-- begin --

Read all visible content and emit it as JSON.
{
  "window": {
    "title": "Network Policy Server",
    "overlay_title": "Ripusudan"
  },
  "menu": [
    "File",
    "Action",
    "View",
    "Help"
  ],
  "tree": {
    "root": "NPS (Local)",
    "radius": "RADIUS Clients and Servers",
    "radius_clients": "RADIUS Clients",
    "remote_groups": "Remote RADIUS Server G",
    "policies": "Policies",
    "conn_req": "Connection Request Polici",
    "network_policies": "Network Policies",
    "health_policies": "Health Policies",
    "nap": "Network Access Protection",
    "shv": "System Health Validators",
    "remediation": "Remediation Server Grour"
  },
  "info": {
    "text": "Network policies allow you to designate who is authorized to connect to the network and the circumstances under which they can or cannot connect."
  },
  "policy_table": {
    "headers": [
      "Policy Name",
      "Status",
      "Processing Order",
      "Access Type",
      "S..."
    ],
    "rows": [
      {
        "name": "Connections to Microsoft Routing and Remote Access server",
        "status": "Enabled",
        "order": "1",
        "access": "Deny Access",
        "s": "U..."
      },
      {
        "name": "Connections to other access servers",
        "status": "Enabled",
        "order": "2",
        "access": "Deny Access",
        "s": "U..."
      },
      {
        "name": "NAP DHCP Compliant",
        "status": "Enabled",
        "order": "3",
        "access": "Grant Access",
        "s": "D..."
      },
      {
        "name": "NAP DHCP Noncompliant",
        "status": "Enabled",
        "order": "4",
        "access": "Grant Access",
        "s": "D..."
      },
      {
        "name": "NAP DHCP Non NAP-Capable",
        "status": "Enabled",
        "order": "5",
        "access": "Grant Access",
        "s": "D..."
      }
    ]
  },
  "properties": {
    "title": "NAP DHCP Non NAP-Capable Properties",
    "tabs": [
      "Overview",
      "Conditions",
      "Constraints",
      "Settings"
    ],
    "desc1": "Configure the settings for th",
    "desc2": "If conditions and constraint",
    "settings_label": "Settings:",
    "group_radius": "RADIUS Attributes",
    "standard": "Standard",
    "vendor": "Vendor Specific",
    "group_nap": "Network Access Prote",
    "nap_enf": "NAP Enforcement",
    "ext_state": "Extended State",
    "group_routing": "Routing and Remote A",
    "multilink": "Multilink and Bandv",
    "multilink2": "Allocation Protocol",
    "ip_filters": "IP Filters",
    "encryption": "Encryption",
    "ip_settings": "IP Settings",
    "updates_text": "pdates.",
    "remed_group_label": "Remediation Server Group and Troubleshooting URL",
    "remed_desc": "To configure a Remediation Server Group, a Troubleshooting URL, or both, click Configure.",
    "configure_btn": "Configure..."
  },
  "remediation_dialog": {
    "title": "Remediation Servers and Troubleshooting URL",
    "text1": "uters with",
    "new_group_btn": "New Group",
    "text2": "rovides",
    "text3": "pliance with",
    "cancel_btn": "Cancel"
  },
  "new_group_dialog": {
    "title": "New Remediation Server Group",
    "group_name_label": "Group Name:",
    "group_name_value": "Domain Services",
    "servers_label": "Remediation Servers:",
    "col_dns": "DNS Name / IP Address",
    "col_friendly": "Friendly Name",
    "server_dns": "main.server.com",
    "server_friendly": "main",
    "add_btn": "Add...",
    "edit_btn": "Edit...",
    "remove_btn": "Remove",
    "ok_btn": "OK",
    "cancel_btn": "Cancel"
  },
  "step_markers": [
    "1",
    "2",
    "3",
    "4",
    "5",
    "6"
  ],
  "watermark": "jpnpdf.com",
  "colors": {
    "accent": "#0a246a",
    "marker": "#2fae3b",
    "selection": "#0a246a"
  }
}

-- end --

INSTRUCTION
Each entry above is to be set down again in exactly the same words.

TASK ANSWER
Read all visible content and emit it as JSON.
{
  "window": {
    "title": "Network Policy Server",
    "overlay_title": "Ripusudan"
  },
  "menu": [
    "File",
    "Action",
    "View",
    "Help"
  ],
  "tree": {
    "root": "NPS (Local)",
    "radius": "RADIUS Clients and Servers",
    "radius_clients": "RADIUS Clients",
    "remote_groups": "Remote RADIUS Server G",
    "policies": "Policies",
    "conn_req": "Connection Request Polici",
    "network_policies": "Network Policies",
    "health_policies": "Health Policies",
    "nap": "Network Access Protection",
    "shv": "System Health Validators",
    "remediation": "Remediation Server Grour"
  },
  "info": {
    "text": "Network policies allow you to designate who is authorized to connect to the network and the circumstances under which they can or cannot connect."
  },
  "policy_table": {
    "headers": [
      "Policy Name",
      "Status",
      "Processing Order",
      "Access Type",
      "S..."
    ],
    "rows": [
      {
        "name": "Connections to Microsoft Routing and Remote Access server",
        "status": "Enabled",
        "order": "1",
        "access": "Deny Access",
        "s": "U..."
      },
      {
        "name": "Connections to other access servers",
        "status": "Enabled",
        "order": "2",
        "access": "Deny Access",
        "s": "U..."
      },
      {
        "name": "NAP DHCP Compliant",
        "status": "Enabled",
        "order": "3",
        "access": "Grant Access",
        "s": "D..."
      },
      {
        "name": "NAP DHCP Noncompliant",
        "status": "Enabled",
        "order": "4",
        "access": "Grant Access",
        "s": "D..."
      },
      {
        "name": "NAP DHCP Non NAP-Capable",
        "status": "Enabled",
        "order": "5",
        "access": "Grant Access",
        "s": "D..."
      }
    ]
  },
  "properties": {
    "title": "NAP DHCP Non NAP-Capable Properties",
    "tabs": [
      "Overview",
      "Conditions",
      "Constraints",
      "Settings"
    ],
    "desc1": "Configure the settings for th",
    "desc2": "If conditions and constraint",
    "settings_label": "Settings:",
    "group_radius": "RADIUS Attributes",
    "standard": "Standard",
    "vendor": "Vendor Specific",
    "group_nap": "Network Access Prote",
    "nap_enf": "NAP Enforcement",
    "ext_state": "Extended State",
    "group_routing": "Routing and Remote A",
    "multilink": "Multilink and Bandv",
    "multilink2": "Allocation Protocol",
    "ip_filters": "IP Filters",
    "encryption": "Encryption",
    "ip_settings": "IP Settings",
    "updates_text": "pdates.",
    "remed_group_label": "Remediation Server Group and Troubleshooting URL",
    "remed_desc": "To configure a Remediation Server Group, a Troubleshooting URL, or both, click Configure.",
    "configure_btn": "Configure..."
  },
  "remediation_dialog": {
    "title": "Remediation Servers and Troubleshooting URL",
    "text1": "uters with",
    "new_group_btn": "New Group",
    "text2": "rovides",
    "text3": "pliance with",
    "cancel_btn": "Cancel"
  },
  "new_group_dialog": {
    "title": "New Remediation Server Group",
    "group_name_label": "Group Name:",
    "group_name_value": "Domain Services",
    "servers_label": "Remediation Servers:",
    "col_dns": "DNS Name / IP Address",
    "col_friendly": "Friendly Name",
    "server_dns": "main.server.com",
    "server_friendly": "main",
    "add_btn": "Add...",
    "edit_btn": "Edit...",
    "remove_btn": "Remove",
    "ok_btn": "OK",
    "cancel_btn": "Cancel"
  },
  "step_markers": [
    "1",
    "2",
    "3",
    "4",
    "5",
    "6"
  ],
  "watermark": "jpnpdf.com",
  "colors": {
    "accent": "#0a246a",
    "marker": "#2fae3b",
    "selection": "#0a246a"
  }
}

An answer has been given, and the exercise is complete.